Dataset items
════════════════

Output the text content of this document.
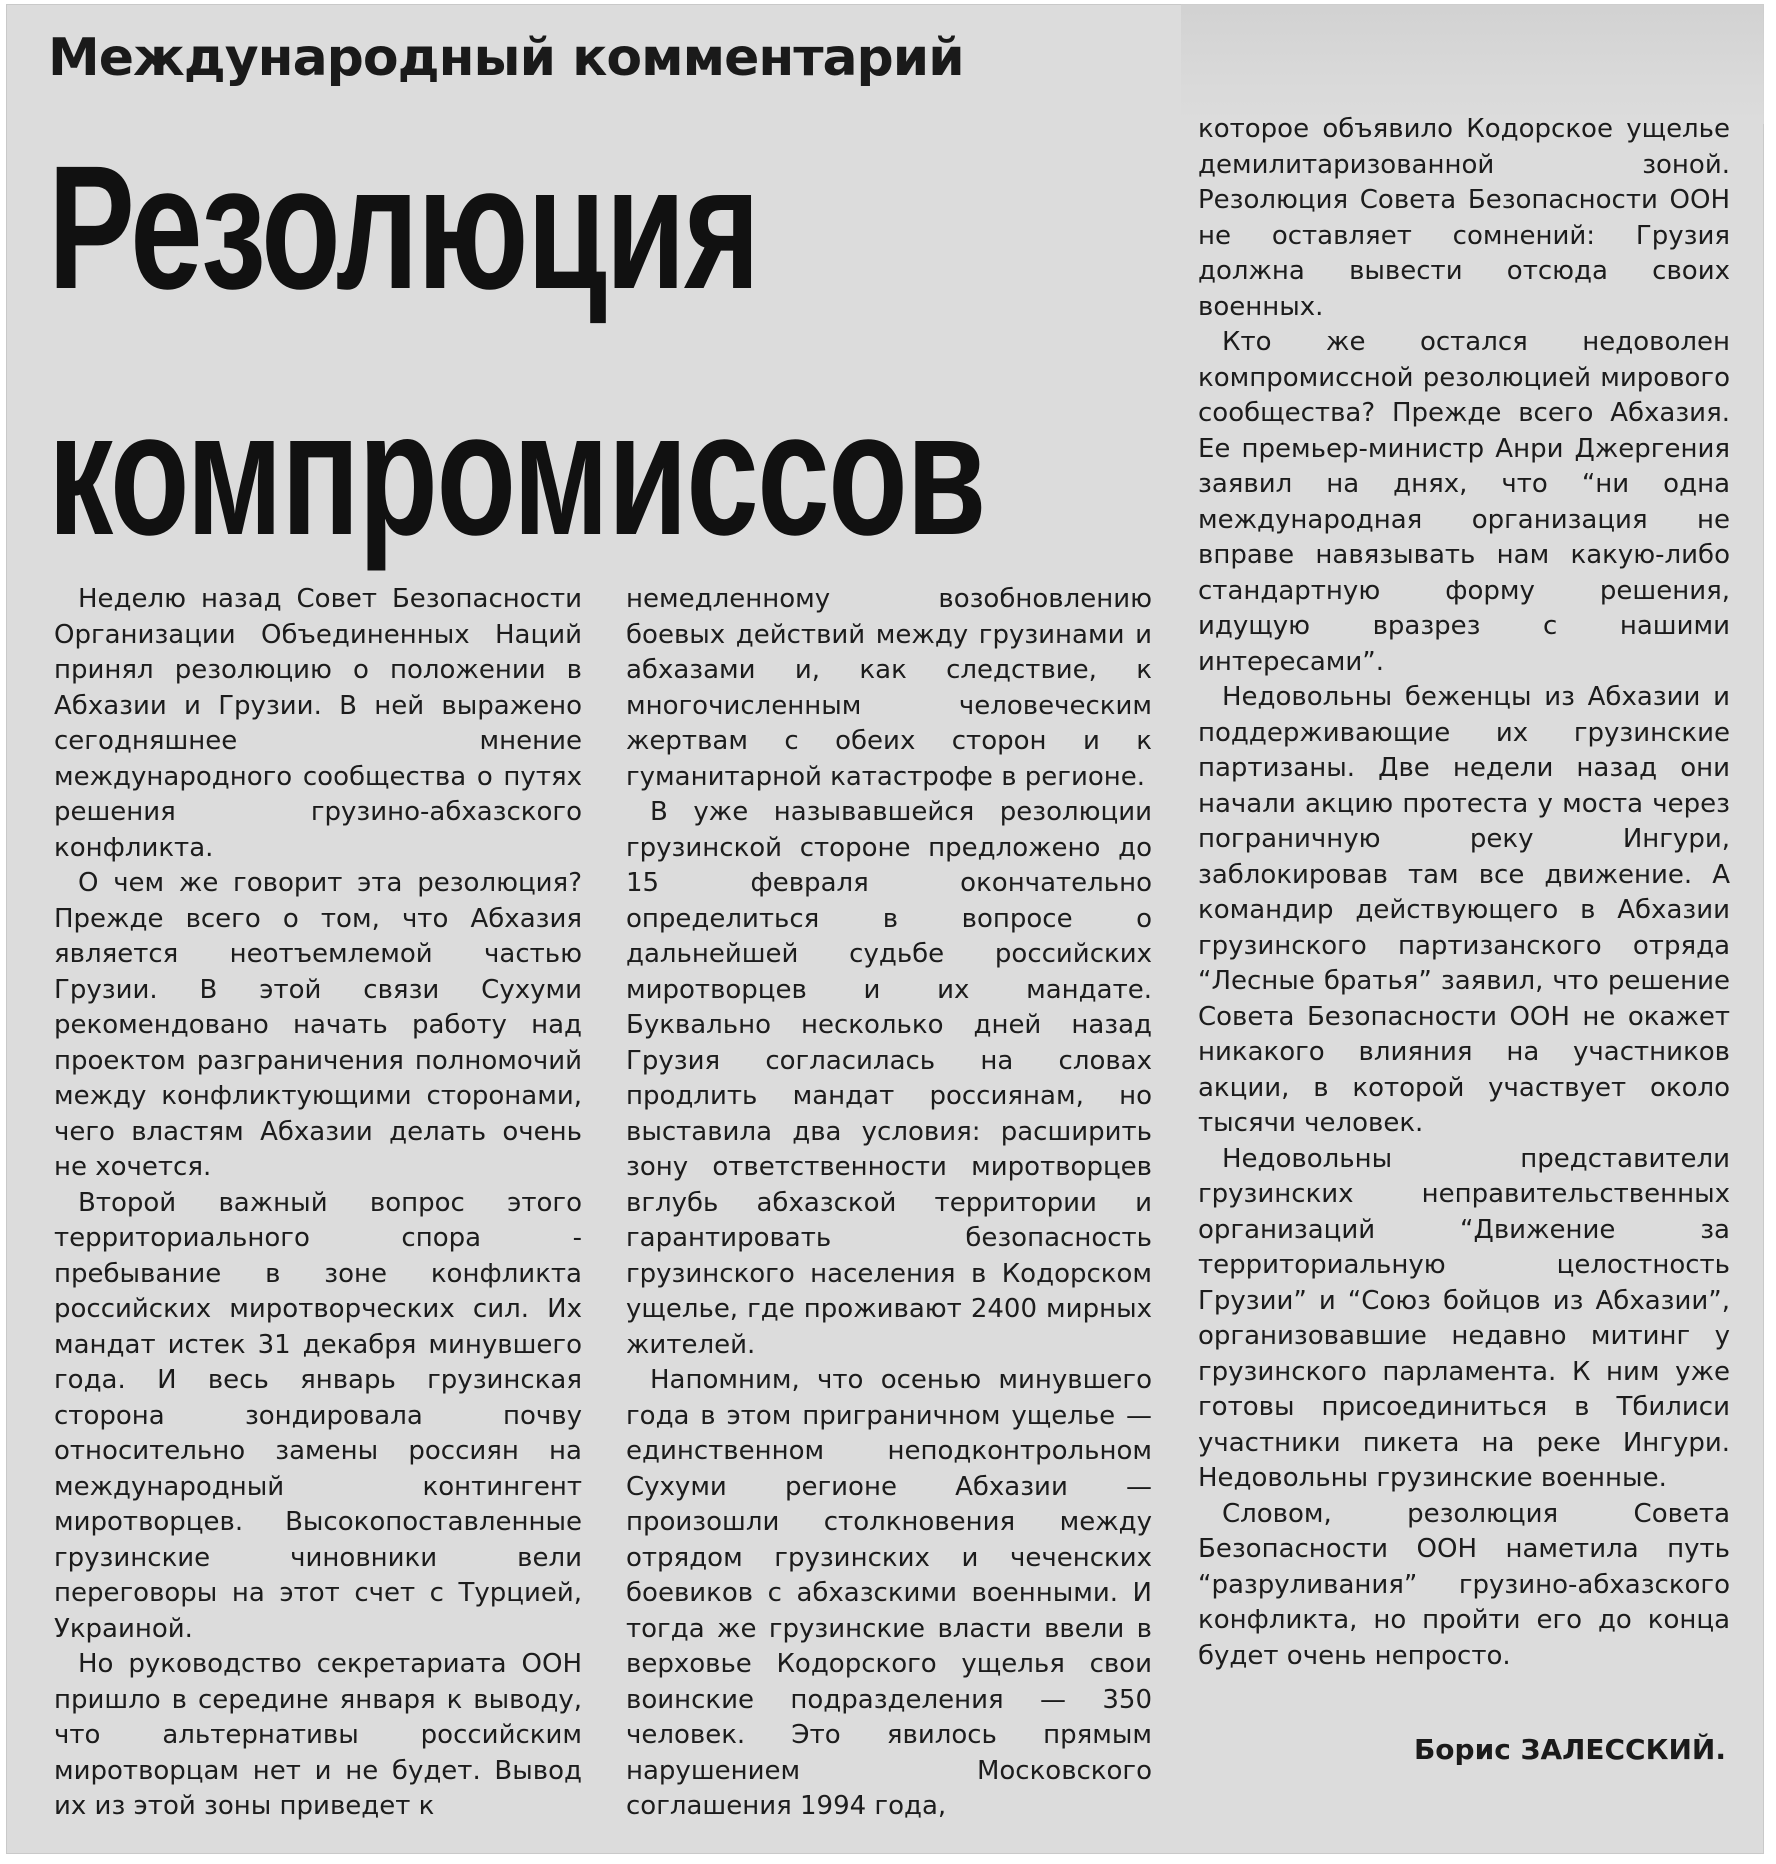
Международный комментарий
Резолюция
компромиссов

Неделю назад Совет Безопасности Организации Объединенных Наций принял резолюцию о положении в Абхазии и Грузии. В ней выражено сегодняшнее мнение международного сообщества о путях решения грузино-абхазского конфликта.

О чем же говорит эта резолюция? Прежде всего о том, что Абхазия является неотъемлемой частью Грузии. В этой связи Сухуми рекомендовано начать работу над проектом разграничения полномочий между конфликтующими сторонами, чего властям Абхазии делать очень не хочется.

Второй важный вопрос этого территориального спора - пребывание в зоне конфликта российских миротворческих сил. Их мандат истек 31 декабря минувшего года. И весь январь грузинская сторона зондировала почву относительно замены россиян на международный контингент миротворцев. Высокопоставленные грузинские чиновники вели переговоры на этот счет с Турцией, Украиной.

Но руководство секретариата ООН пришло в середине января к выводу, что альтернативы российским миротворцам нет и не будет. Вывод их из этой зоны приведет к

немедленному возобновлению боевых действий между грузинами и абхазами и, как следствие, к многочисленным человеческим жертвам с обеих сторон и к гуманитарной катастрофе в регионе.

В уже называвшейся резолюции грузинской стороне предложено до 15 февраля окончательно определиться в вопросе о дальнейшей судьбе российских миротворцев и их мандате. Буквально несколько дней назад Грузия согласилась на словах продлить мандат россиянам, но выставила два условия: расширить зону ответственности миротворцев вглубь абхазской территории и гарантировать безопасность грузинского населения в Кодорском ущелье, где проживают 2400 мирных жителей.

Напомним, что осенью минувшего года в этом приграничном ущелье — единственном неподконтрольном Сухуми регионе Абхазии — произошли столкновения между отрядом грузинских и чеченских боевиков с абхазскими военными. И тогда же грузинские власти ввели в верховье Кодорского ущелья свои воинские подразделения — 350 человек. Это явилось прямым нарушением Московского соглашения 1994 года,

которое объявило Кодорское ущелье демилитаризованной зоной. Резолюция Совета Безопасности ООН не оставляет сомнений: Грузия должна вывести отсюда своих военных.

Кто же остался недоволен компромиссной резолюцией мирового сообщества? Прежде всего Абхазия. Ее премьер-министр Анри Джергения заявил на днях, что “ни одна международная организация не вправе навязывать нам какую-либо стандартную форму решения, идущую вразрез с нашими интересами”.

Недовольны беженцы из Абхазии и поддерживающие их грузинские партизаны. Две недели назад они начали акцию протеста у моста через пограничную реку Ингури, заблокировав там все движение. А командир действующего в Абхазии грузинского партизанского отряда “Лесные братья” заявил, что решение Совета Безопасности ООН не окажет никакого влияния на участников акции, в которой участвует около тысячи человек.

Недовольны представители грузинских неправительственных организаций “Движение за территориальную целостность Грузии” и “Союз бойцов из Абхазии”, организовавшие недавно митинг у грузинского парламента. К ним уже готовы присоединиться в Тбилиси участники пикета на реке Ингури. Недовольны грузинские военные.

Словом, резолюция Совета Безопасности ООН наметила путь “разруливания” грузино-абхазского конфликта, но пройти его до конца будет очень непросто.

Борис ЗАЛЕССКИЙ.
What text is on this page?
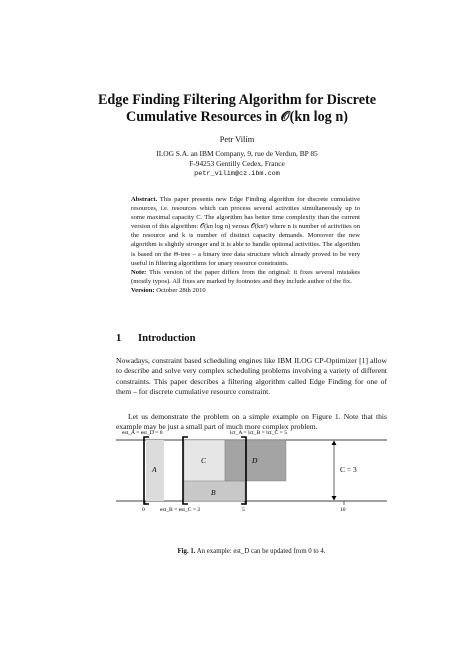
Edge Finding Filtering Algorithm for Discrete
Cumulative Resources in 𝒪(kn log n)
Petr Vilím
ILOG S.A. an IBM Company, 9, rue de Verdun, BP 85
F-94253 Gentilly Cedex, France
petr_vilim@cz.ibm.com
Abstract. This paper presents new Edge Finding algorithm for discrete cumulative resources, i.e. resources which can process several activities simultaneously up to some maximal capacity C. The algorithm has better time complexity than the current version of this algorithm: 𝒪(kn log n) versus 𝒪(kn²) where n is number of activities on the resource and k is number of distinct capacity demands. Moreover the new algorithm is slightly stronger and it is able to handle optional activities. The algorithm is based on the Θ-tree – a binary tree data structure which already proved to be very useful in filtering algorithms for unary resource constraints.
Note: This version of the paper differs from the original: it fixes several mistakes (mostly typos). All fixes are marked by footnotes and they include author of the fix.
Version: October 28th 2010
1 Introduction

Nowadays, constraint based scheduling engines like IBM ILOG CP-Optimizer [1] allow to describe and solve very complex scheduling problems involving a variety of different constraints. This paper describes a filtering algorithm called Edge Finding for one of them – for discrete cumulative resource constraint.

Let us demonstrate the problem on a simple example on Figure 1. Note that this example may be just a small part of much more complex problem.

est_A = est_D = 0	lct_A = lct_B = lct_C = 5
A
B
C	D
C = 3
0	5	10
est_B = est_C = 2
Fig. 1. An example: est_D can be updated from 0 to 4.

════════════════

Task requirements - Copy out every line holding the string "Грузии".

Output for this task -
Неделю назад Совет Безопасности Организации Объединенных Наций принял резолюцию о положении в Абхазии и Грузии. В ней выражено сегодняшнее мнение международного сообщества о путях решения грузино-абхазского конфликта.
О чем же говорит эта резолюция? Прежде всего о том, что Абхазия является неотъемлемой частью Грузии. В этой связи Сухуми рекомендовано начать работу над проектом разграничения полномочий между конфликтующими сторонами, чего властям Абхазии делать очень не хочется.
Недовольны представители грузинских неправительственных организаций “Движение за территориальную целостность Грузии” и “Союз бойцов из Абхазии”, организовавшие недавно митинг у грузинского парламента. К ним уже готовы присоединиться в Тбилиси участники пикета на реке Ингури. Недовольны грузинские военные.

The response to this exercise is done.